> **What you should do**
Write every entry out again exactly, please, and skip the pictures.

> **Stored records**
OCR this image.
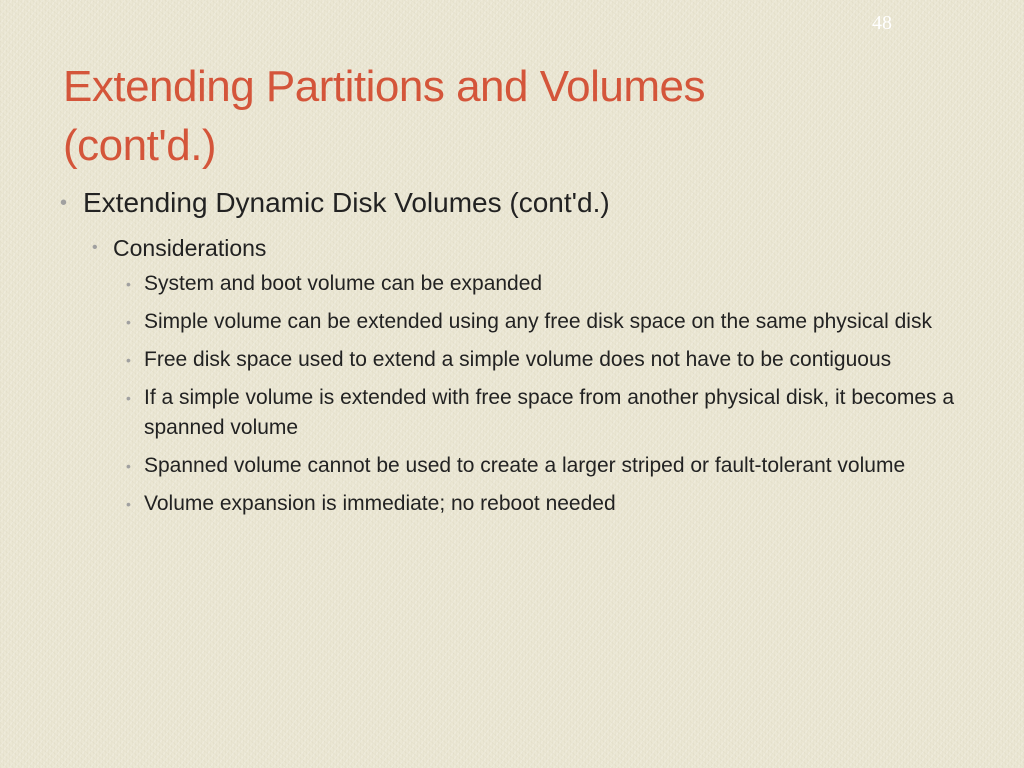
48
Extending Partitions and Volumes
(cont'd.)
• Extending Dynamic Disk Volumes (cont'd.)
• Considerations
• System and boot volume can be expanded
• Simple volume can be extended using any free disk space on the same physical disk
• Free disk space used to extend a simple volume does not have to be contiguous
• If a simple volume is extended with free space from another physical disk, it becomes a spanned volume
• Spanned volume cannot be used to create a larger striped or fault-tolerant volume
• Volume expansion is immediate; no reboot needed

> **Answer in full**
OCR this image.
48
Extending Partitions and Volumes
(cont'd.)
• Extending Dynamic Disk Volumes (cont'd.)
• Considerations
• System and boot volume can be expanded
• Simple volume can be extended using any free disk space on the same physical disk
• Free disk space used to extend a simple volume does not have to be contiguous
• If a simple volume is extended with free space from another physical disk, it becomes a spanned volume
• Spanned volume cannot be used to create a larger striped or fault-tolerant volume
• Volume expansion is immediate; no reboot needed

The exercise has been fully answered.